# TASK PROMPT
Copy each line of the data below exactly, leaving out pictures.

# RECORD EXCERPTS
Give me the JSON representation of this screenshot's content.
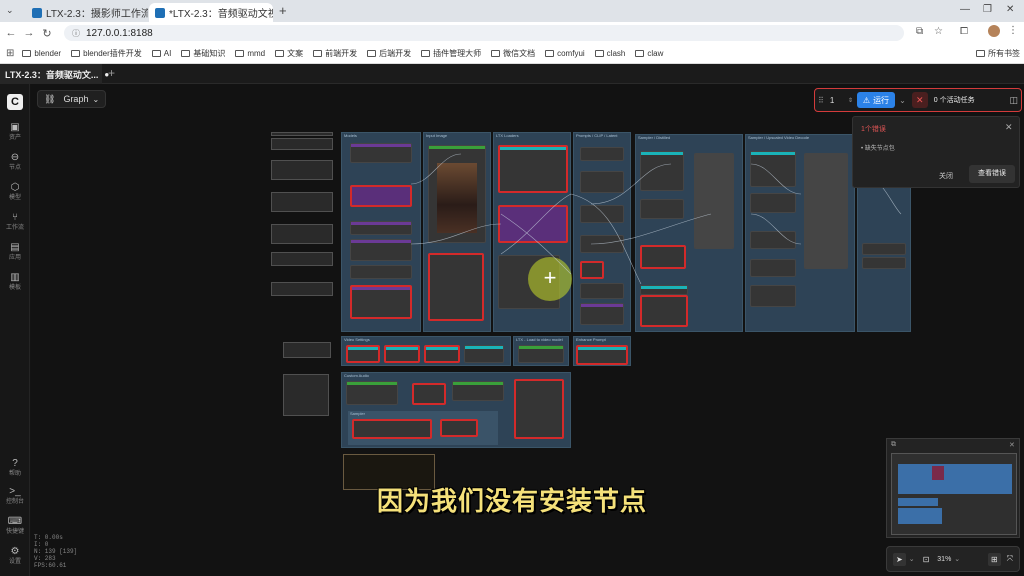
{
  "browser": {
    "tabs": [
      {
        "title": "LTX-2.3：摄影师工作流、文生"
      },
      {
        "title": "*LTX-2.3：音频驱动文视频生"
      }
    ],
    "url": "127.0.0.1:8188",
    "bookmarks": [
      "blender",
      "blender插件开发",
      "AI",
      "基础知识",
      "mmd",
      "文案",
      "前端开发",
      "后端开发",
      "插件管理大师",
      "微信文档",
      "comfyui",
      "clash",
      "claw"
    ],
    "all_bookmarks": "所有书签"
  },
  "app": {
    "tab_title": "LTX-2.3：音频驱动文...",
    "add_tab": "+"
  },
  "sidebar": {
    "items": [
      {
        "label": "资产",
        "icon": "image-icon"
      },
      {
        "label": "节点",
        "icon": "node-icon"
      },
      {
        "label": "模型",
        "icon": "cube-icon"
      },
      {
        "label": "工作流",
        "icon": "workflow-icon"
      },
      {
        "label": "应用",
        "icon": "app-icon"
      },
      {
        "label": "模板",
        "icon": "template-icon"
      }
    ],
    "bottom": [
      {
        "label": "帮助",
        "icon": "help-icon"
      },
      {
        "label": "控制台",
        "icon": "terminal-icon"
      },
      {
        "label": "快捷键",
        "icon": "keyboard-icon"
      },
      {
        "label": "设置",
        "icon": "gear-icon"
      }
    ]
  },
  "canvas": {
    "mode_label": "Graph",
    "groups": [
      "Models",
      "Input Image",
      "LTX Loaders",
      "Prompts / CLIP / Latent",
      "Sampler / Distilled",
      "Sampler / Upscaled Video Decode",
      "Video Settings",
      "LTX - Load to video model",
      "Enhance Prompt",
      "Custom Audio",
      "Sampler"
    ]
  },
  "runbar": {
    "count": "1",
    "run_label": "运行",
    "active_tasks": "0 个活动任务"
  },
  "error_panel": {
    "title": "1个错误",
    "item": "缺失节点包",
    "close_label": "关闭",
    "view_label": "查看错误"
  },
  "map_tools": {
    "zoom": "31%"
  },
  "subtitle": "因为我们没有安装节点",
  "stats": [
    "T: 0.00s",
    "I: 0",
    "N: 139 [139]",
    "V: 283",
    "FPS:60.61"
  ]
}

# EXPECTED OUTPUT
Give me the JSON representation of this screenshot's content.
{
  "browser": {
    "tabs": [
      {
        "title": "LTX-2.3：摄影师工作流、文生"
      },
      {
        "title": "*LTX-2.3：音频驱动文视频生"
      }
    ],
    "url": "127.0.0.1:8188",
    "bookmarks": [
      "blender",
      "blender插件开发",
      "AI",
      "基础知识",
      "mmd",
      "文案",
      "前端开发",
      "后端开发",
      "插件管理大师",
      "微信文档",
      "comfyui",
      "clash",
      "claw"
    ],
    "all_bookmarks": "所有书签"
  },
  "app": {
    "tab_title": "LTX-2.3：音频驱动文...",
    "add_tab": "+"
  },
  "sidebar": {
    "items": [
      {
        "label": "资产",
        "icon": "image-icon"
      },
      {
        "label": "节点",
        "icon": "node-icon"
      },
      {
        "label": "模型",
        "icon": "cube-icon"
      },
      {
        "label": "工作流",
        "icon": "workflow-icon"
      },
      {
        "label": "应用",
        "icon": "app-icon"
      },
      {
        "label": "模板",
        "icon": "template-icon"
      }
    ],
    "bottom": [
      {
        "label": "帮助",
        "icon": "help-icon"
      },
      {
        "label": "控制台",
        "icon": "terminal-icon"
      },
      {
        "label": "快捷键",
        "icon": "keyboard-icon"
      },
      {
        "label": "设置",
        "icon": "gear-icon"
      }
    ]
  },
  "canvas": {
    "mode_label": "Graph",
    "groups": [
      "Models",
      "Input Image",
      "LTX Loaders",
      "Prompts / CLIP / Latent",
      "Sampler / Distilled",
      "Sampler / Upscaled Video Decode",
      "Video Settings",
      "LTX - Load to video model",
      "Enhance Prompt",
      "Custom Audio",
      "Sampler"
    ]
  },
  "runbar": {
    "count": "1",
    "run_label": "运行",
    "active_tasks": "0 个活动任务"
  },
  "error_panel": {
    "title": "1个错误",
    "item": "缺失节点包",
    "close_label": "关闭",
    "view_label": "查看错误"
  },
  "map_tools": {
    "zoom": "31%"
  },
  "subtitle": "因为我们没有安装节点",
  "stats": [
    "T: 0.00s",
    "I: 0",
    "N: 139 [139]",
    "V: 283",
    "FPS:60.61"
  ]
}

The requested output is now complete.